:: The problem ::
Copy out the listing exactly.

:: Provided information ::
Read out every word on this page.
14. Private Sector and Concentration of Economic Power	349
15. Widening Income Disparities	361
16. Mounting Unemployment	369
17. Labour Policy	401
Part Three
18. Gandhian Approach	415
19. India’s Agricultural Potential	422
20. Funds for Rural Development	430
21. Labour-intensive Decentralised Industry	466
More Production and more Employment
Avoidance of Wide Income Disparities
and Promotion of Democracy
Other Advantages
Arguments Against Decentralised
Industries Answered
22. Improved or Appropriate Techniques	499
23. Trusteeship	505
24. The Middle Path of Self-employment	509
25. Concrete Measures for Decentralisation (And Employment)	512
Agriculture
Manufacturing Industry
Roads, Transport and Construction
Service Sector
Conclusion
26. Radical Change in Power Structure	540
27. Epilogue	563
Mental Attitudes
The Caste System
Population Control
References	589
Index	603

:: The completed task ::
Read out every word on this page.
14. Private Sector and Concentration of Economic Power	349
15. Widening Income Disparities	361
16. Mounting Unemployment	369
17. Labour Policy	401
Part Three
18. Gandhian Approach	415
19. India’s Agricultural Potential	422
20. Funds for Rural Development	430
21. Labour-intensive Decentralised Industry	466
More Production and more Employment
Avoidance of Wide Income Disparities
and Promotion of Democracy
Other Advantages
Arguments Against Decentralised
Industries Answered
22. Improved or Appropriate Techniques	499
23. Trusteeship	505
24. The Middle Path of Self-employment	509
25. Concrete Measures for Decentralisation (And Employment)	512
Agriculture
Manufacturing Industry
Roads, Transport and Construction
Service Sector
Conclusion
26. Radical Change in Power Structure	540
27. Epilogue	563
Mental Attitudes
The Caste System
Population Control
References	589
Index	603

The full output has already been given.